-- RECORD SET start --
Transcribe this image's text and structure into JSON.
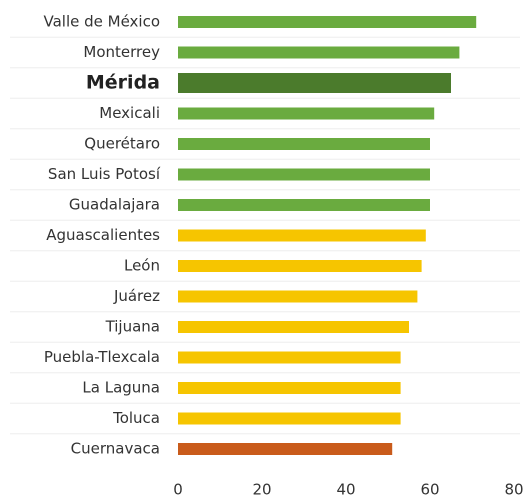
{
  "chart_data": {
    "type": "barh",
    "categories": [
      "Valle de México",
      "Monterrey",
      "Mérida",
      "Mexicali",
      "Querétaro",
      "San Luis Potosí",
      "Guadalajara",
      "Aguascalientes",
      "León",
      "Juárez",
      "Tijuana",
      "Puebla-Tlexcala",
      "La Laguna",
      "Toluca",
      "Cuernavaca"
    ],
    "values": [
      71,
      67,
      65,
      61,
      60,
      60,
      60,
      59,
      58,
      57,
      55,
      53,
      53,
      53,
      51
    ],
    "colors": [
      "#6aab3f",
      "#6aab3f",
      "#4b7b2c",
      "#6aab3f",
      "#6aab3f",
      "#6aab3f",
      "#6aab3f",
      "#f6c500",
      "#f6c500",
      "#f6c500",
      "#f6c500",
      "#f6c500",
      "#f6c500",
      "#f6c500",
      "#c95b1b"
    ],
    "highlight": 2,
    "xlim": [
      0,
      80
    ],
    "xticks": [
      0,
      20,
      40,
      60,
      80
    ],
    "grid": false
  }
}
-- RECORD SET end --
● EXERCISE
From the listing, extract all text exactly as given and drop any picture.

● THE RESULT
Transcribe this image's text and structure into JSON.
{
  "chart_data": {
    "type": "barh",
    "categories": [
      "Valle de México",
      "Monterrey",
      "Mérida",
      "Mexicali",
      "Querétaro",
      "San Luis Potosí",
      "Guadalajara",
      "Aguascalientes",
      "León",
      "Juárez",
      "Tijuana",
      "Puebla-Tlexcala",
      "La Laguna",
      "Toluca",
      "Cuernavaca"
    ],
    "values": [
      71,
      67,
      65,
      61,
      60,
      60,
      60,
      59,
      58,
      57,
      55,
      53,
      53,
      53,
      51
    ],
    "colors": [
      "#6aab3f",
      "#6aab3f",
      "#4b7b2c",
      "#6aab3f",
      "#6aab3f",
      "#6aab3f",
      "#6aab3f",
      "#f6c500",
      "#f6c500",
      "#f6c500",
      "#f6c500",
      "#f6c500",
      "#f6c500",
      "#f6c500",
      "#c95b1b"
    ],
    "highlight": 2,
    "xlim": [
      0,
      80
    ],
    "xticks": [
      0,
      20,
      40,
      60,
      80
    ],
    "grid": false
  }
}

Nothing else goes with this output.